** Start **

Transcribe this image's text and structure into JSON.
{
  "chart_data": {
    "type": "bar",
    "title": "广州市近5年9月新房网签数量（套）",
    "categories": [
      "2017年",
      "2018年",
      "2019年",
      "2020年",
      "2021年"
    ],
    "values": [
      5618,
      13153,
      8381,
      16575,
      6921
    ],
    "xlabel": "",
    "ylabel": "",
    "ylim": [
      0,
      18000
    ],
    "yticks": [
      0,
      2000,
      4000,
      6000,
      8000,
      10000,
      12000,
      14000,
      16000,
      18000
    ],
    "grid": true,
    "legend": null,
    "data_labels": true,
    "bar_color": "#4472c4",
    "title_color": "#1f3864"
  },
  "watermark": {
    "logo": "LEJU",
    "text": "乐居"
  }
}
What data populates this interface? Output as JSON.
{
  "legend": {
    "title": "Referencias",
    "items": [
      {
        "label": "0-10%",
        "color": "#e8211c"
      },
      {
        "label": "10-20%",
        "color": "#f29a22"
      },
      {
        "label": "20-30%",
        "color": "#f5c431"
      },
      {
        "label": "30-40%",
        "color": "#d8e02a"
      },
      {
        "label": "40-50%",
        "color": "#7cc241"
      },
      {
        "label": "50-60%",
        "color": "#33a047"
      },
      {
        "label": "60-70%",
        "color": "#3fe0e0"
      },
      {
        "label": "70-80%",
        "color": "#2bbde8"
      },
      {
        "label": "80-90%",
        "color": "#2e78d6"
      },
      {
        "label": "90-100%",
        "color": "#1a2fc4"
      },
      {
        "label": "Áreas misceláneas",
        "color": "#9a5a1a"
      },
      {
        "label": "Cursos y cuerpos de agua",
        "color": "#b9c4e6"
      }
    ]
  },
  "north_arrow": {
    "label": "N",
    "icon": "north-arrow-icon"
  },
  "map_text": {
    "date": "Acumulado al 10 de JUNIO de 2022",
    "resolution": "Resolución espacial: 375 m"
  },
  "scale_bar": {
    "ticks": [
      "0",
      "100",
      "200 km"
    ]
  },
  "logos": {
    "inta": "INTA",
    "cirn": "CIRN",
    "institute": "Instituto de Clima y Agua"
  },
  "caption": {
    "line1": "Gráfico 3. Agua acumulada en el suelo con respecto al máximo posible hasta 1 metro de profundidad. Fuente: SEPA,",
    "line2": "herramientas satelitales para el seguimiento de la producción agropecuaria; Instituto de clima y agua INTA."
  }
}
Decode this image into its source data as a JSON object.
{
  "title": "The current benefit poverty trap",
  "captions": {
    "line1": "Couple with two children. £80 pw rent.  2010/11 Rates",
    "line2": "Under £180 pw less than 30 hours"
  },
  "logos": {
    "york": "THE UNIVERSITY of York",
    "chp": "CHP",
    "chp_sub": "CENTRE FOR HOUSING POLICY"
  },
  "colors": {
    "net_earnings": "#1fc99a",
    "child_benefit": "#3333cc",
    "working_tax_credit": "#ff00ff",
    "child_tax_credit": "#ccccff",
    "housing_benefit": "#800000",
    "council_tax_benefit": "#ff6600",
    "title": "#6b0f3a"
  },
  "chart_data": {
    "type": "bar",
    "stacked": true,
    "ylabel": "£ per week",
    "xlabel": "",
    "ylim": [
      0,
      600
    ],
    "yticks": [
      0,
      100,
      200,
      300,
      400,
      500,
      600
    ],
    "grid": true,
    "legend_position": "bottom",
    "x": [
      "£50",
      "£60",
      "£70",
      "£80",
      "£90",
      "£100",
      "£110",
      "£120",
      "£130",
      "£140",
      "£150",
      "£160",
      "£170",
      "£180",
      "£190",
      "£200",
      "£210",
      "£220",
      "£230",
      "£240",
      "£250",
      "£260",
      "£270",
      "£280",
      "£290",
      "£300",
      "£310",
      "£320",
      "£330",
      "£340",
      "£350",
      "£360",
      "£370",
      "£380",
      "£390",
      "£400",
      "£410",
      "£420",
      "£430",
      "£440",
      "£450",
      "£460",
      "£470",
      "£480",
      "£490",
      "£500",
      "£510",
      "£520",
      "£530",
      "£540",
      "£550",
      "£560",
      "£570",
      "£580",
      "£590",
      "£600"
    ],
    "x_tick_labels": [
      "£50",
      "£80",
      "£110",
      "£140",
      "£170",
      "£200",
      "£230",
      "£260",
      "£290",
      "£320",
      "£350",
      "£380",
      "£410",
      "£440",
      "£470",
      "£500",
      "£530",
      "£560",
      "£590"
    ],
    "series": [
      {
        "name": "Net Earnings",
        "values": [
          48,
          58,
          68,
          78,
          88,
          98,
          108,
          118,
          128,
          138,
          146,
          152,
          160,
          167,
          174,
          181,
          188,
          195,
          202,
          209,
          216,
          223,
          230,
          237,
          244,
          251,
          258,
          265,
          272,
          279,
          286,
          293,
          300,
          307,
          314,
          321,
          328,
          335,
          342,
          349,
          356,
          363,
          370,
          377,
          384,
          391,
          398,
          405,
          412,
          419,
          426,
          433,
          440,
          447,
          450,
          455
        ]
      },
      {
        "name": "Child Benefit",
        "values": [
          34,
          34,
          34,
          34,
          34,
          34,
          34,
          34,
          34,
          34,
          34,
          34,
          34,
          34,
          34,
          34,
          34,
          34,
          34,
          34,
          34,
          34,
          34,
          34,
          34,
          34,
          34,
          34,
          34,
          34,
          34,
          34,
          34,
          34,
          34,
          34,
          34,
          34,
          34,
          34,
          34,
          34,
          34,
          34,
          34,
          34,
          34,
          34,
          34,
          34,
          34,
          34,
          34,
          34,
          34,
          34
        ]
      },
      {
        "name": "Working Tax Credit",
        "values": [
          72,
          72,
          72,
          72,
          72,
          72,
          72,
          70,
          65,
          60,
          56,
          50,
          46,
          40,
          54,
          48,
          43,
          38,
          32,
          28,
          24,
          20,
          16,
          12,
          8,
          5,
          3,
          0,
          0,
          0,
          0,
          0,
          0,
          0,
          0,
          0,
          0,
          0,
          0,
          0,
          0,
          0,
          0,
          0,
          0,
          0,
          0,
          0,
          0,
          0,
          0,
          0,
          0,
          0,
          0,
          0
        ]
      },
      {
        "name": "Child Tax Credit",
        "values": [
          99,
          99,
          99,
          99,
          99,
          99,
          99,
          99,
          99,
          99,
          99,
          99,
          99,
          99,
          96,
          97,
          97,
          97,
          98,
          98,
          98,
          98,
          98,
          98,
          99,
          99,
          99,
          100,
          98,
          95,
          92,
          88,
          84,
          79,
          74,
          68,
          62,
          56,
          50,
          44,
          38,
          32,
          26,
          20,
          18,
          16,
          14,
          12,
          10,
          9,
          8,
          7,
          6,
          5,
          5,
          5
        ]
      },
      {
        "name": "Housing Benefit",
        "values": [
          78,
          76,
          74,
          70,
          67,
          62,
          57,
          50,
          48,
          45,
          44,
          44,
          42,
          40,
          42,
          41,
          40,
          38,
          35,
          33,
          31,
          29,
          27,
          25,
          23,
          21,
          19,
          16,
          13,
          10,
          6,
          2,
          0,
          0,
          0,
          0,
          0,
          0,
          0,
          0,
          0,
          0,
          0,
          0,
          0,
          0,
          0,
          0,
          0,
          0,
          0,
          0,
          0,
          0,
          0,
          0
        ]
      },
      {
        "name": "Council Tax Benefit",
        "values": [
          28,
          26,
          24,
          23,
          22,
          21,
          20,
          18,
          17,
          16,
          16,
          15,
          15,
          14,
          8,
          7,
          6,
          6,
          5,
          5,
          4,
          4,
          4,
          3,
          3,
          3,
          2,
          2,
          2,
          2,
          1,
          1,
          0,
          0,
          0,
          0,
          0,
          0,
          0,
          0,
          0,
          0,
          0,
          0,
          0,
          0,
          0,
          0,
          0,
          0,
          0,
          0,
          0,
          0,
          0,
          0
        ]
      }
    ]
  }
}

** End **

Your objective - Your answer should be one number: how many lines in the material above contain the string "image".

The result - 2